What is expected: For each line of the data below that holds "title", copy the line.

Data provided:
=-=-=-=-=
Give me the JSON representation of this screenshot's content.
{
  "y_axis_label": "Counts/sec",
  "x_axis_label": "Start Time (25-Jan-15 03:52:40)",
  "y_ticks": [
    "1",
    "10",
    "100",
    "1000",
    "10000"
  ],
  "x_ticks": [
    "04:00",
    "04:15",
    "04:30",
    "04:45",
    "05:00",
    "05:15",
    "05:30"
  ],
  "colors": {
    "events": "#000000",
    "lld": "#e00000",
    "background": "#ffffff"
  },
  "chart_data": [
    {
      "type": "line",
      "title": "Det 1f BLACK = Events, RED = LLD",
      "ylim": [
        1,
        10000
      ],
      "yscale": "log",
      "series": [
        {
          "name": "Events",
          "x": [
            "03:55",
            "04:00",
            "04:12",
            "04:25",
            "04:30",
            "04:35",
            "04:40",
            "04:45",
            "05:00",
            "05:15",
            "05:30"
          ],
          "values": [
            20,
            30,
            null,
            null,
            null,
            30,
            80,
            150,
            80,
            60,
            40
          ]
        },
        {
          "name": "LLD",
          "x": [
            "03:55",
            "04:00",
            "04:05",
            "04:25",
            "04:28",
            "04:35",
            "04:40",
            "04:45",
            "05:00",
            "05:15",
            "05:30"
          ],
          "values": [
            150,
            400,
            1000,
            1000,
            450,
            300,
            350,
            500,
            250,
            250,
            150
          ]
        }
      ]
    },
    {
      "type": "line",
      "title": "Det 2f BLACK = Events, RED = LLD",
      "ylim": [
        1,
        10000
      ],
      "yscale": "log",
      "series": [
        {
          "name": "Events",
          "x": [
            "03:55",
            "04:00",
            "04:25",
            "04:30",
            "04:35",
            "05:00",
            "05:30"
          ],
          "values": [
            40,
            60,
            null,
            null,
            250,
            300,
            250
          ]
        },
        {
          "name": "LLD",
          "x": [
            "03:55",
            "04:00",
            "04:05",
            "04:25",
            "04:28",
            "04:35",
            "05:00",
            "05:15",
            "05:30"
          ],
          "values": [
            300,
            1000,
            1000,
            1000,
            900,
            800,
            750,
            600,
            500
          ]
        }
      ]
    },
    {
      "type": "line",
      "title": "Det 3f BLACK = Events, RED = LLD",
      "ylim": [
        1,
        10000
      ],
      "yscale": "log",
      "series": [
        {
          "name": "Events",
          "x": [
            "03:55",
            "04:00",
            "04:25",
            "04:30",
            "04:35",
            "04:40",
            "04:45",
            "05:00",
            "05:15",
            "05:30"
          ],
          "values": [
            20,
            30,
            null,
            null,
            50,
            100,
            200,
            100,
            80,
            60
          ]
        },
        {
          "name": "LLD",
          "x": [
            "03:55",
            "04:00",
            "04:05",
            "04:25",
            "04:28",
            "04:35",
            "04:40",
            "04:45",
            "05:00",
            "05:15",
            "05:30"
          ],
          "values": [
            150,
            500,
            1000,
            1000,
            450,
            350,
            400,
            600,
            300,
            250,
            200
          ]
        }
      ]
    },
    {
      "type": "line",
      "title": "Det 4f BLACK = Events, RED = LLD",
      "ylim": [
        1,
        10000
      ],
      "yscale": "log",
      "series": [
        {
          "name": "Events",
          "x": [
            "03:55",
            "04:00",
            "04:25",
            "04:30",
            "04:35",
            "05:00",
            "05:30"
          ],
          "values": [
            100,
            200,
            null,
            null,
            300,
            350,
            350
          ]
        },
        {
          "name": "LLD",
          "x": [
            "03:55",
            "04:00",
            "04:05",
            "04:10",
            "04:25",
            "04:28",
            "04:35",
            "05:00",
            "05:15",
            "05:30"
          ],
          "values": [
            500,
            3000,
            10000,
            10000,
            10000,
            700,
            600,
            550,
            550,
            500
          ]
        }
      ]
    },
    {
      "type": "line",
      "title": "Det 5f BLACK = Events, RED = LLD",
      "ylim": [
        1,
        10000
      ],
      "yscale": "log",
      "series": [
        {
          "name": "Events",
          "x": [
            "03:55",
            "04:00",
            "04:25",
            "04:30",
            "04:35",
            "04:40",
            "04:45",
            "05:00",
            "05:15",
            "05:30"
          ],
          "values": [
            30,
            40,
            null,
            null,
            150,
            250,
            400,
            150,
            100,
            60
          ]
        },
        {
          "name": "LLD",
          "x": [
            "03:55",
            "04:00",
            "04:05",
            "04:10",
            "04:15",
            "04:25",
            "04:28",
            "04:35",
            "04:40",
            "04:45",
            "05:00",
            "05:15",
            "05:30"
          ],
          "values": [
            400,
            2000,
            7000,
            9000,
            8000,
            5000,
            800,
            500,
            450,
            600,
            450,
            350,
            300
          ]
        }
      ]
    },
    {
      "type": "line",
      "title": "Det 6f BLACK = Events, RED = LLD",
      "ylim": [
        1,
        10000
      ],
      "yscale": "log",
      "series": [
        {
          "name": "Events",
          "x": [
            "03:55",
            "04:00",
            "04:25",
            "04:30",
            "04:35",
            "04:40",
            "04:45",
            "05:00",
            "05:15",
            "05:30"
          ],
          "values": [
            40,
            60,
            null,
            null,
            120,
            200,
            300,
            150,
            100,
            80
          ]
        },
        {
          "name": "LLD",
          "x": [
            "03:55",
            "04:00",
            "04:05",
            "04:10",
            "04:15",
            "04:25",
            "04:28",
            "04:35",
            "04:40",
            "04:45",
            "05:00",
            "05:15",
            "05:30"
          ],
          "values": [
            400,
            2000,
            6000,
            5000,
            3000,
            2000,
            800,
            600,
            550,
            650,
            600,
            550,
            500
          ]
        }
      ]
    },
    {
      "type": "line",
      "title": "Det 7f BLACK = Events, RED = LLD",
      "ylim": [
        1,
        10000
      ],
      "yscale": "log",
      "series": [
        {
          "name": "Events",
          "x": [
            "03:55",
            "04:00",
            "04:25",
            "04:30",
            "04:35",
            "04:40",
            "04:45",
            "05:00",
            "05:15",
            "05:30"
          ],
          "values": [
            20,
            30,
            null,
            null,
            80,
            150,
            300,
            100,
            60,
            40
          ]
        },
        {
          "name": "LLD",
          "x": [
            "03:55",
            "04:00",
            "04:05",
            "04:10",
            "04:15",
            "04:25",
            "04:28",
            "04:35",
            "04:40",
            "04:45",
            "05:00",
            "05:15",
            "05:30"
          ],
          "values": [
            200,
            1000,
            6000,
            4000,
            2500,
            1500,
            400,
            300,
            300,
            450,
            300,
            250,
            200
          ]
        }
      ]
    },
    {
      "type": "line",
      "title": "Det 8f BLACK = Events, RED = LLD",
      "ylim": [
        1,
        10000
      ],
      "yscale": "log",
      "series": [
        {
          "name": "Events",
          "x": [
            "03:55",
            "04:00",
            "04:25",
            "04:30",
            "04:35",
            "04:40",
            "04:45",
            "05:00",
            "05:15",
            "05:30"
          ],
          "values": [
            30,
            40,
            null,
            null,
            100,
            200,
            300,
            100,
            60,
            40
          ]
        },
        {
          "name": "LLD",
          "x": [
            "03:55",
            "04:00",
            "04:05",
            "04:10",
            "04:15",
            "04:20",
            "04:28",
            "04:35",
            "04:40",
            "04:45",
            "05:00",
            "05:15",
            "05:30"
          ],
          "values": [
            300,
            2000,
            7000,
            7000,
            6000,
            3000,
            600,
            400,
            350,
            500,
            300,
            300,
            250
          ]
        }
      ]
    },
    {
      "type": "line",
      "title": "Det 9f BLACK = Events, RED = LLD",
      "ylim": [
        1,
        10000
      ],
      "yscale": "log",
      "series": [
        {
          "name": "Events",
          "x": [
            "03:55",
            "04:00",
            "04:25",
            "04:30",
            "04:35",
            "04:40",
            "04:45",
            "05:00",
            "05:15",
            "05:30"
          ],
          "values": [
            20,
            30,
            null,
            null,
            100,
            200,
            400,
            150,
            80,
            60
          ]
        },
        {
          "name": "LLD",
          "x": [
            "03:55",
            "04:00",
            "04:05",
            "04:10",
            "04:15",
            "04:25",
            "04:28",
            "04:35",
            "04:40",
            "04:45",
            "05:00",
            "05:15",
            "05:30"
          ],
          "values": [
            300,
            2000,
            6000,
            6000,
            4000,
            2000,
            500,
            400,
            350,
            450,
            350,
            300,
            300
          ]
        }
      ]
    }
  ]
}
=-=-=-=-=
Exercise answer:
      "title": "Det 1f BLACK = Events, RED = LLD",
      "title": "Det 2f BLACK = Events, RED = LLD",
      "title": "Det 3f BLACK = Events, RED = LLD",
      "title": "Det 4f BLACK = Events, RED = LLD",
      "title": "Det 5f BLACK = Events, RED = LLD",
      "title": "Det 6f BLACK = Events, RED = LLD",
      "title": "Det 7f BLACK = Events, RED = LLD",
      "title": "Det 8f BLACK = Events, RED = LLD",
      "title": "Det 9f BLACK = Events, RED = LLD",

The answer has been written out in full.